WHAT IS REQUIRED: Work out how many lines of the listing hold "ΤΟΥΡΙΣΜΟΥ", then state only that count.

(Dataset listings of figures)
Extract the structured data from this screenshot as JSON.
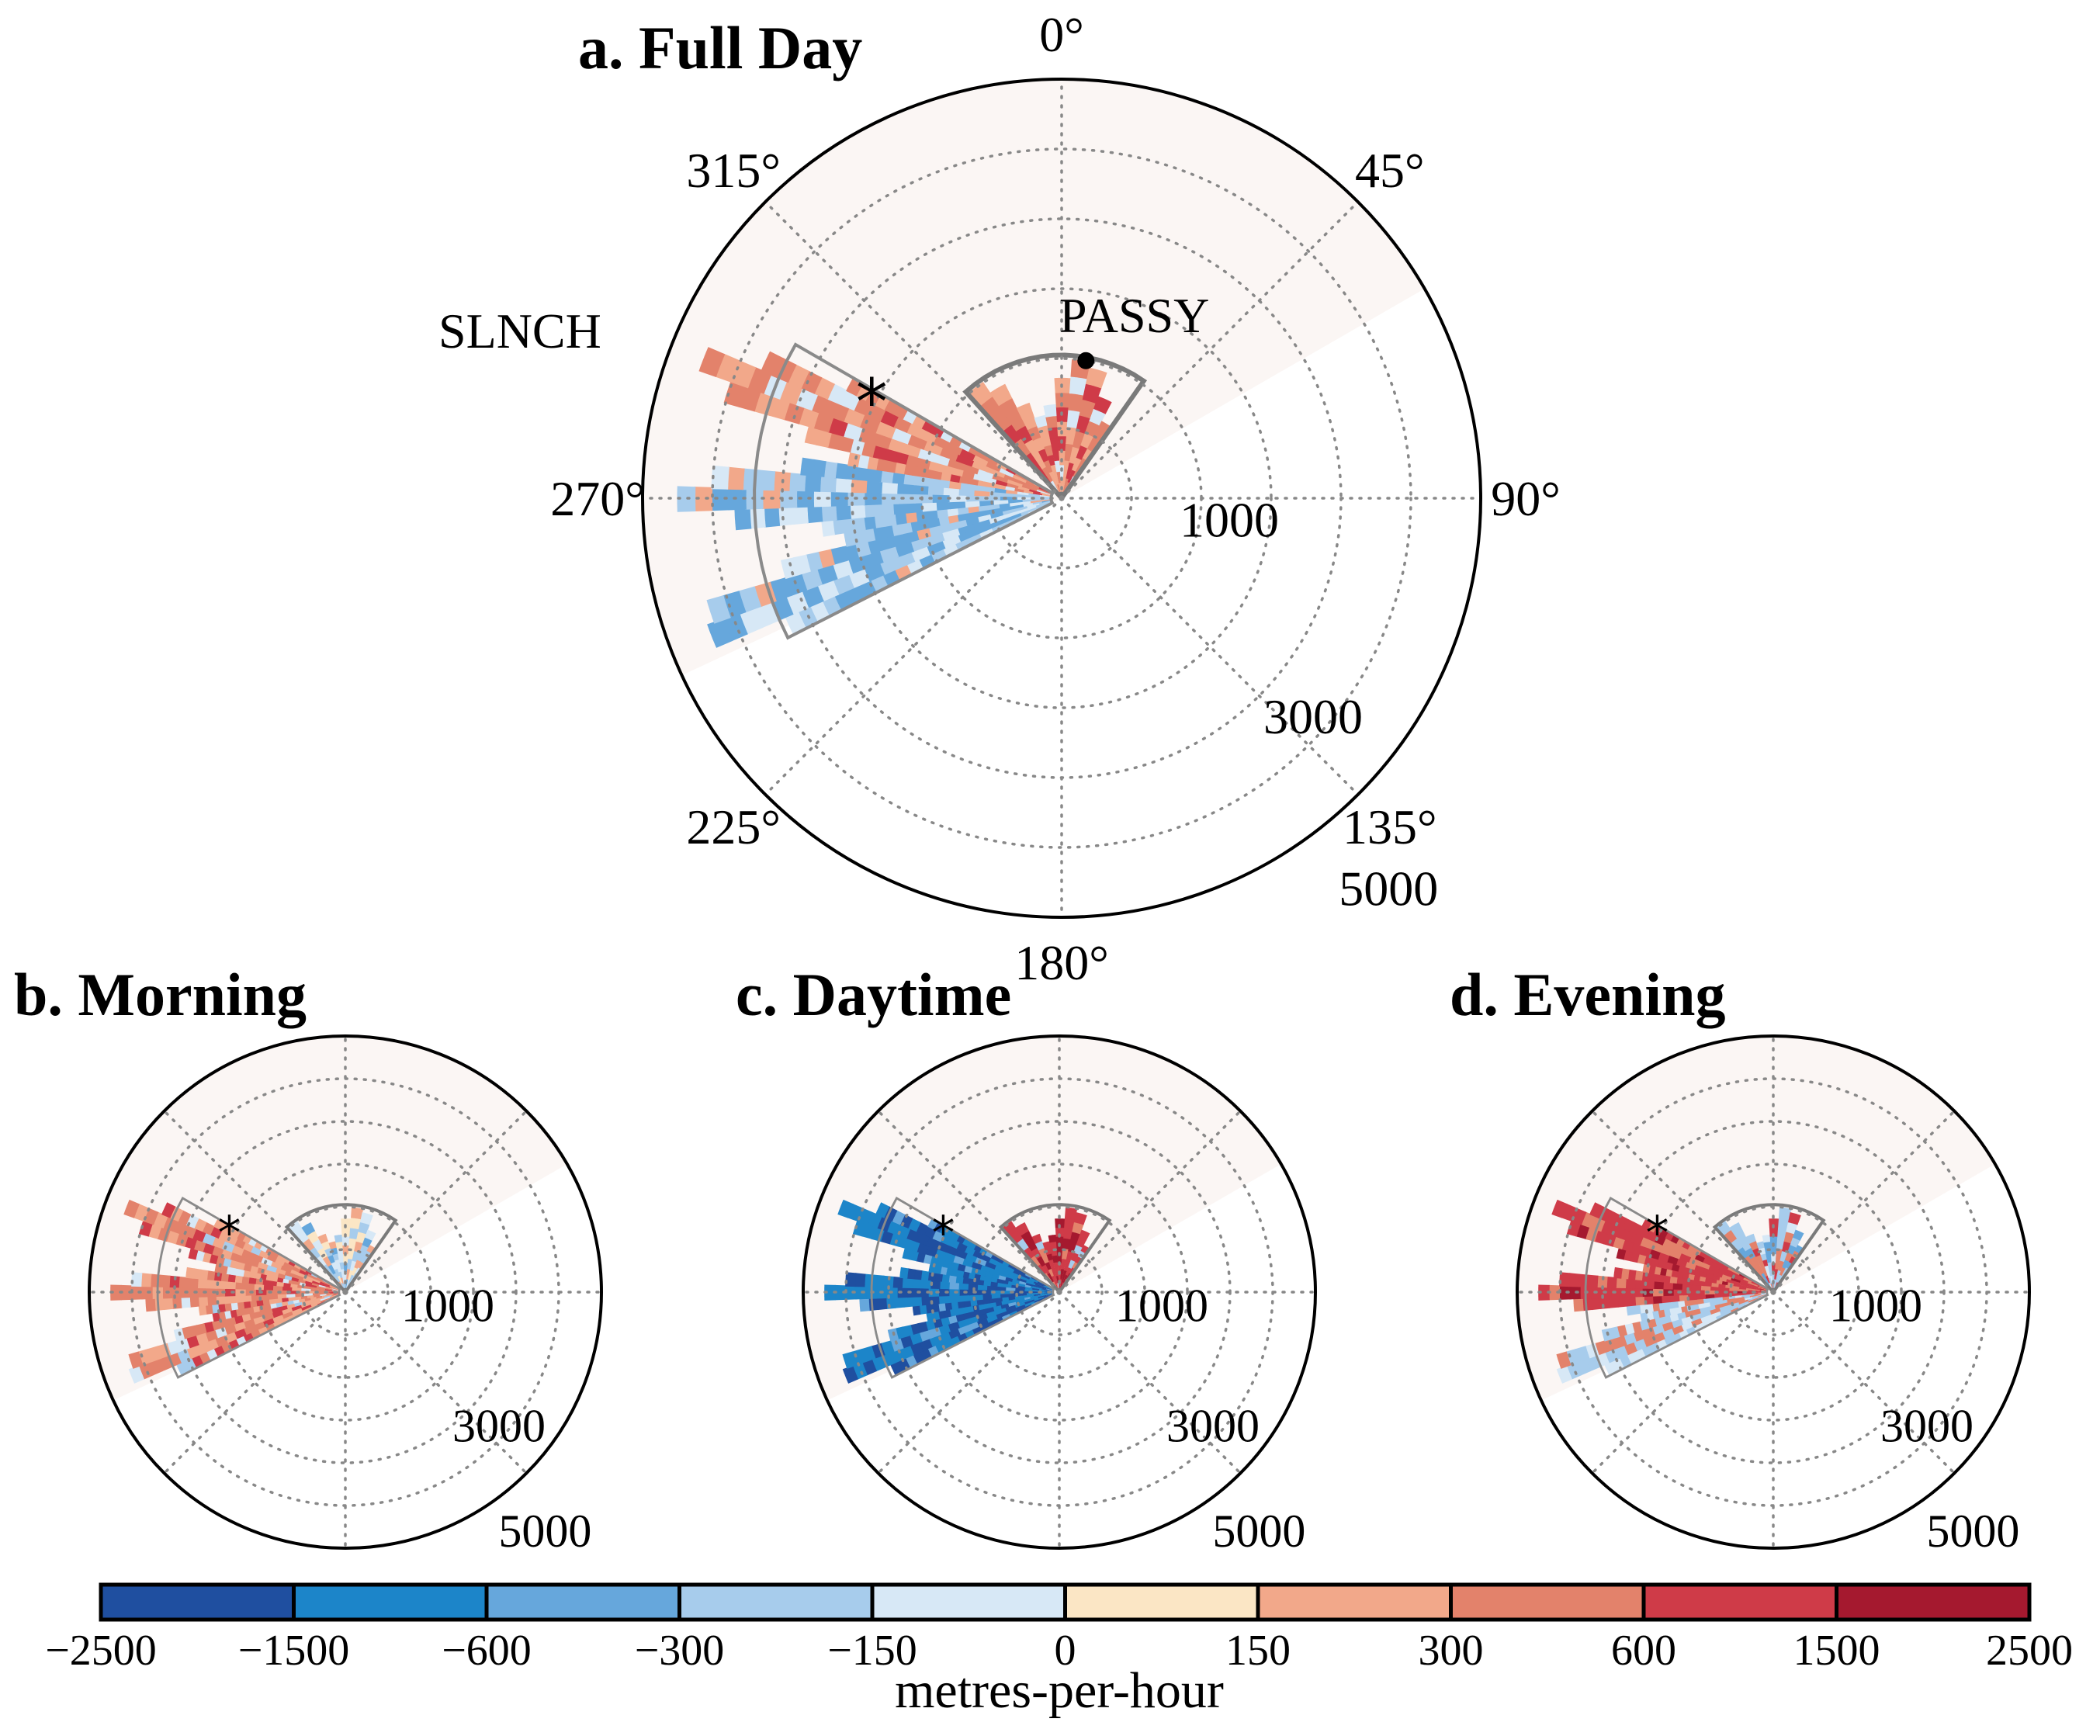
{
  "panels": [
    {
      "id": "a",
      "title": "a. Full Day"
    },
    {
      "id": "b",
      "title": "b. Morning"
    },
    {
      "id": "c",
      "title": "c. Daytime"
    },
    {
      "id": "d",
      "title": "d. Evening"
    }
  ],
  "labels": {
    "site_left": "SLNCH",
    "site_right": "PASSY"
  },
  "colorbar": {
    "label": "metres-per-hour"
  },
  "colors": {
    "neg_2500_1500": "#1f4fa0",
    "neg_1500_600": "#1c85c9",
    "neg_600_300": "#66a7dc",
    "neg_300_150": "#a7ccec",
    "neg_150_0": "#d7e8f6",
    "pos_0_150": "#fbe6c5",
    "pos_150_300": "#f2a88a",
    "pos_300_600": "#e3826b",
    "pos_600_1500": "#cf3b48",
    "pos_1500_2500": "#a5192f",
    "sector_shade": "#fbf6f4"
  },
  "chart_data": {
    "type": "polar",
    "angle_ticks": [
      "0°",
      "45°",
      "90°",
      "135°",
      "180°",
      "225°",
      "270°",
      "315°"
    ],
    "radial_ticks": [
      "1000",
      "3000",
      "5000"
    ],
    "radial_range": [
      0,
      6000
    ],
    "colorbar_ticks": [
      "−2500",
      "−1500",
      "−600",
      "−300",
      "−150",
      "0",
      "150",
      "300",
      "600",
      "1500",
      "2500"
    ],
    "colorbar_bounds": [
      -2500,
      -1500,
      -600,
      -300,
      -150,
      0,
      150,
      300,
      600,
      1500,
      2500
    ],
    "scan_sector_deg": [
      245,
      330
    ],
    "markers": [
      {
        "name": "SLNCH",
        "symbol": "*",
        "azimuth_deg": 295,
        "range_m": 3000
      },
      {
        "name": "PASSY",
        "symbol": "dot",
        "azimuth_deg": 10,
        "range_m": 2000
      }
    ],
    "dominant_flow": [
      {
        "panel": "a",
        "slnch_sector": "mixed (+ north edge, − south)",
        "passy_sector": "positive"
      },
      {
        "panel": "b",
        "slnch_sector": "mostly positive",
        "passy_sector": "mixed"
      },
      {
        "panel": "c",
        "slnch_sector": "strongly negative",
        "passy_sector": "positive"
      },
      {
        "panel": "d",
        "slnch_sector": "strongly positive",
        "passy_sector": "mixed"
      }
    ]
  }
}
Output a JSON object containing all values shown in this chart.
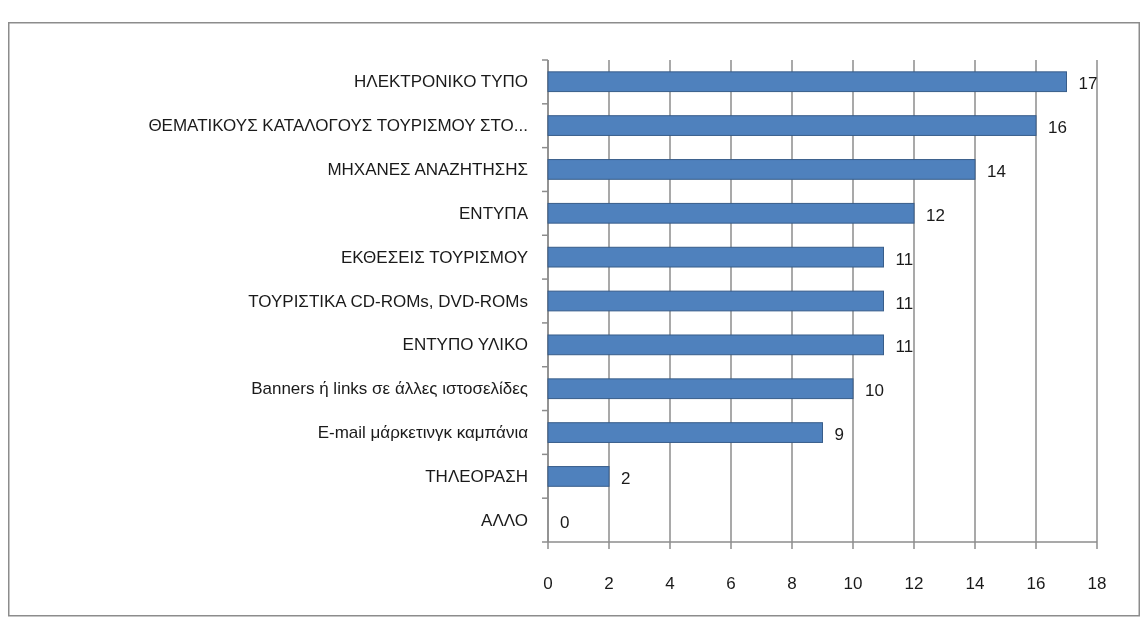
{
  "chart_data": {
    "type": "bar",
    "orientation": "horizontal",
    "categories": [
      "ΗΛΕΚΤΡΟΝΙΚΟ ΤΥΠΟ",
      "ΘΕΜΑΤΙΚΟΥΣ ΚΑΤΑΛΟΓΟΥΣ ΤΟΥΡΙΣΜΟΥ ΣΤΟ...",
      "ΜΗΧΑΝΕΣ ΑΝΑΖΗΤΗΣΗΣ",
      "ΕΝΤΥΠΑ",
      "ΕΚΘΕΣΕΙΣ ΤΟΥΡΙΣΜΟΥ",
      "ΤΟΥΡΙΣΤΙΚΑ CD-ROMs, DVD-ROMs",
      "ΕΝΤΥΠΟ ΥΛΙΚΟ",
      "Banners ή links σε άλλες ιστοσελίδες",
      "E-mail μάρκετινγκ καμπάνια",
      "ΤΗΛΕΟΡΑΣΗ",
      "ΑΛΛΟ"
    ],
    "values": [
      17,
      16,
      14,
      12,
      11,
      11,
      11,
      10,
      9,
      2,
      0
    ],
    "color": "#4f81bd",
    "xlim": [
      0,
      18
    ],
    "xticks": [
      0,
      2,
      4,
      6,
      8,
      10,
      12,
      14,
      16,
      18
    ],
    "grid": "x",
    "data_labels": true
  }
}
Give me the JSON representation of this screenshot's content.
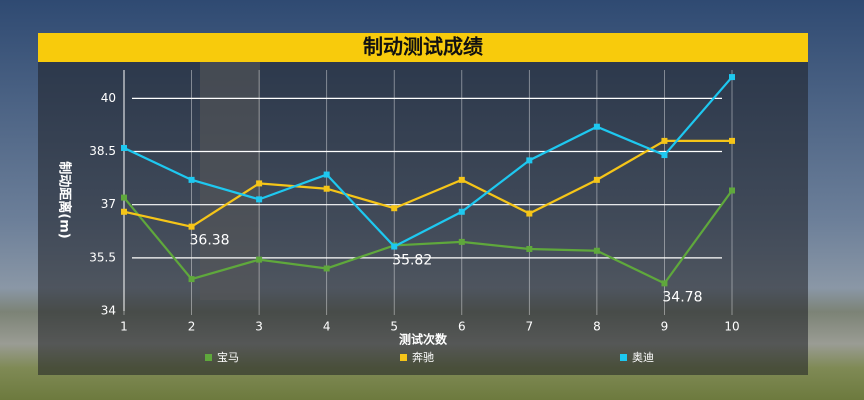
{
  "chart_data": {
    "type": "line",
    "title": "制动测试成绩",
    "x_label": "测试次数",
    "y_label": "制动距离(m)",
    "x": [
      1,
      2,
      3,
      4,
      5,
      6,
      7,
      8,
      9,
      10
    ],
    "xlim": [
      1,
      10
    ],
    "xticks": [
      1,
      2,
      3,
      4,
      5,
      6,
      7,
      8,
      9,
      10
    ],
    "ylim": [
      34,
      40.8
    ],
    "yticks": [
      34,
      35.5,
      37,
      38.5,
      40
    ],
    "grid": true,
    "legend": "bottom",
    "series": [
      {
        "name": "宝马",
        "color": "#5fa83c",
        "values": [
          37.2,
          34.9,
          35.45,
          35.2,
          35.85,
          35.95,
          35.75,
          35.7,
          34.78,
          37.4
        ],
        "value_labels": [
          null,
          null,
          null,
          null,
          null,
          null,
          null,
          null,
          "34.78",
          null
        ]
      },
      {
        "name": "奔驰",
        "color": "#f5c518",
        "values": [
          36.8,
          36.38,
          37.6,
          37.45,
          36.9,
          37.7,
          36.75,
          37.7,
          38.8,
          38.8
        ],
        "value_labels": [
          null,
          "36.38",
          null,
          null,
          null,
          null,
          null,
          null,
          null,
          null
        ]
      },
      {
        "name": "奥迪",
        "color": "#1ec8f0",
        "values": [
          38.6,
          37.7,
          37.15,
          37.85,
          35.82,
          36.8,
          38.25,
          39.2,
          38.4,
          40.6
        ],
        "value_labels": [
          null,
          null,
          null,
          null,
          "35.82",
          null,
          null,
          null,
          null,
          null
        ]
      }
    ]
  }
}
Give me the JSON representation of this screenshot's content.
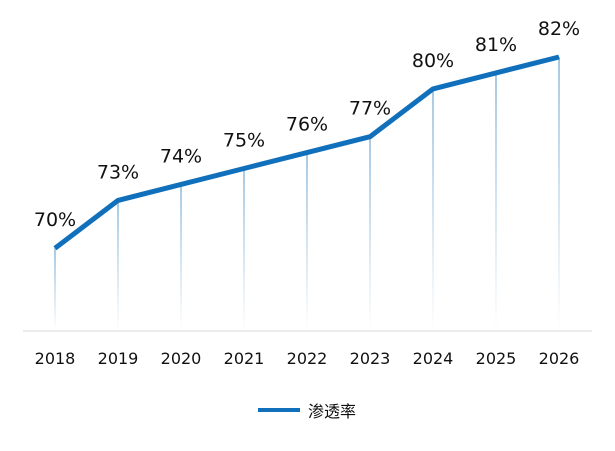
{
  "chart_data": {
    "type": "line",
    "categories": [
      "2018",
      "2019",
      "2020",
      "2021",
      "2022",
      "2023",
      "2024",
      "2025",
      "2026"
    ],
    "series": [
      {
        "name": "渗透率",
        "values": [
          70,
          73,
          74,
          75,
          76,
          77,
          80,
          81,
          82
        ],
        "labels": [
          "70%",
          "73%",
          "74%",
          "75%",
          "76%",
          "77%",
          "80%",
          "81%",
          "82%"
        ]
      }
    ],
    "ylim": [
      64.8,
      82
    ],
    "grid": false,
    "drop_lines": true,
    "legend_position": "bottom-center",
    "title": "",
    "xlabel": "",
    "ylabel": ""
  },
  "colors": {
    "line": "#1170bb",
    "axis": "#d9d9d9",
    "drop_line_top": "#a7c9e3",
    "drop_line_bottom": "#ffffff"
  }
}
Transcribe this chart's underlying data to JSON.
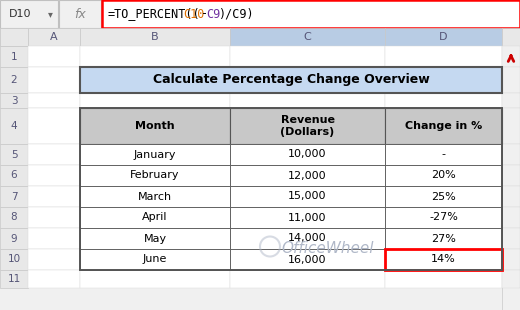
{
  "title": "Calculate Percentage Change Overview",
  "cell_ref": "D10",
  "formula_prefix": "=TO_PERCENT((",
  "formula_c10": "C10",
  "formula_mid": "-",
  "formula_c9a": "C9",
  "formula_suffix": ")/C9)",
  "headers": [
    "Month",
    "Revenue\n(Dollars)",
    "Change in %"
  ],
  "months": [
    "January",
    "February",
    "March",
    "April",
    "May",
    "June"
  ],
  "revenues": [
    "10,000",
    "12,000",
    "15,000",
    "11,000",
    "14,000",
    "16,000"
  ],
  "changes": [
    "-",
    "20%",
    "25%",
    "-27%",
    "27%",
    "14%"
  ],
  "bg_color": "#f0f0f0",
  "white": "#ffffff",
  "header_fill": "#c8c8c8",
  "title_fill": "#c5d9f1",
  "formula_border": "#ff0000",
  "highlight_border": "#ff0000",
  "col_header_highlight": "#b8cce4",
  "scrollbar_arrow_color": "#cc0000",
  "row_num_bg": "#e8e8e8",
  "col_header_bg": "#e8e8e8",
  "grid_color": "#b0b0b0",
  "border_dark": "#555555",
  "text_normal": "#000000",
  "text_gray": "#666666",
  "text_c10": "#e07000",
  "text_c9": "#7030a0",
  "watermark_color": "#b0b8c8",
  "formula_text_color": "#000000"
}
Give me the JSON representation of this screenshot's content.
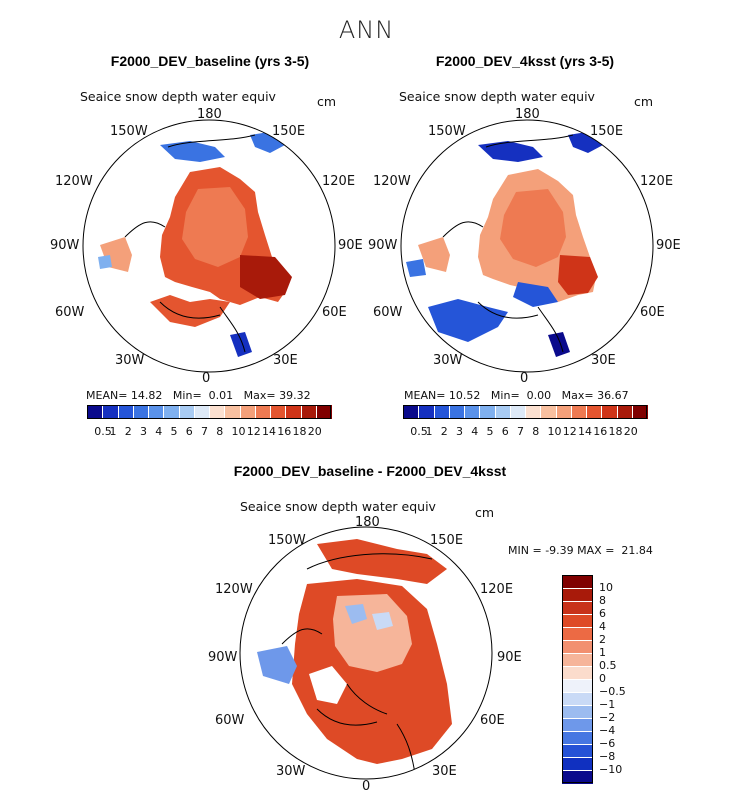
{
  "season": "ANN",
  "units": "cm",
  "variable": "Seaice snow depth water equiv",
  "panels": [
    {
      "title": "F2000_DEV_baseline (yrs 3-5)",
      "mean_label": "MEAN=",
      "mean": "14.82",
      "min_label": "Min=",
      "min": "0.01",
      "max_label": "Max=",
      "max": "39.32"
    },
    {
      "title": "F2000_DEV_4ksst (yrs 3-5)",
      "mean_label": "MEAN=",
      "mean": "10.52",
      "min_label": "Min=",
      "min": "0.00",
      "max_label": "Max=",
      "max": "36.67"
    },
    {
      "title": "F2000_DEV_baseline - F2000_DEV_4ksst",
      "min_label": "MIN =",
      "min": "-9.39",
      "max_label": "MAX =",
      "max": "21.84"
    }
  ],
  "longitude_labels": {
    "top": "180",
    "bottom": "0",
    "ul": "150W",
    "ur": "150E",
    "ml1": "120W",
    "mr1": "120E",
    "ml2": "90W",
    "mr2": "90E",
    "ll1": "60W",
    "lr1": "60E",
    "ll2": "30W",
    "lr2": "30E"
  },
  "chart_data": [
    {
      "type": "heatmap",
      "projection": "north polar stereographic",
      "title": "F2000_DEV_baseline (yrs 3-5)",
      "variable": "Seaice snow depth water equiv",
      "units": "cm",
      "stats": {
        "mean": 14.82,
        "min": 0.01,
        "max": 39.32
      },
      "colorbar_levels": [
        "0.5",
        "1",
        "2",
        "3",
        "4",
        "5",
        "6",
        "7",
        "8",
        "10",
        "12",
        "14",
        "16",
        "18",
        "20"
      ],
      "colorbar_colors": [
        "#0a0a8c",
        "#1530c0",
        "#2555d8",
        "#3a73e2",
        "#5a92ea",
        "#7fb0ef",
        "#a8cbf3",
        "#dde9f7",
        "#fbe0d0",
        "#f8c0a0",
        "#f4a07a",
        "#ee7a52",
        "#e4552f",
        "#cf3418",
        "#a81a0a",
        "#800000"
      ]
    },
    {
      "type": "heatmap",
      "projection": "north polar stereographic",
      "title": "F2000_DEV_4ksst (yrs 3-5)",
      "variable": "Seaice snow depth water equiv",
      "units": "cm",
      "stats": {
        "mean": 10.52,
        "min": 0.0,
        "max": 36.67
      },
      "colorbar_levels": [
        "0.5",
        "1",
        "2",
        "3",
        "4",
        "5",
        "6",
        "7",
        "8",
        "10",
        "12",
        "14",
        "16",
        "18",
        "20"
      ],
      "colorbar_colors": [
        "#0a0a8c",
        "#1530c0",
        "#2555d8",
        "#3a73e2",
        "#5a92ea",
        "#7fb0ef",
        "#a8cbf3",
        "#dde9f7",
        "#fbe0d0",
        "#f8c0a0",
        "#f4a07a",
        "#ee7a52",
        "#e4552f",
        "#cf3418",
        "#a81a0a",
        "#800000"
      ]
    },
    {
      "type": "heatmap",
      "projection": "north polar stereographic",
      "title": "F2000_DEV_baseline - F2000_DEV_4ksst",
      "variable": "Seaice snow depth water equiv",
      "units": "cm",
      "stats": {
        "min": -9.39,
        "max": 21.84
      },
      "colorbar_levels": [
        "10",
        "8",
        "6",
        "4",
        "2",
        "1",
        "0.5",
        "0",
        "−0.5",
        "−1",
        "−2",
        "−4",
        "−6",
        "−8",
        "−10"
      ],
      "colorbar_colors": [
        "#800000",
        "#a81a0a",
        "#c8321a",
        "#de4a26",
        "#ec6a44",
        "#f29070",
        "#f6b59a",
        "#fbdccc",
        "#eef2fa",
        "#c9daf6",
        "#9cbcf0",
        "#6e98ea",
        "#4677e2",
        "#2552d6",
        "#1030c0",
        "#0a0a8c"
      ]
    }
  ]
}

FINISHED EXERCISE: 2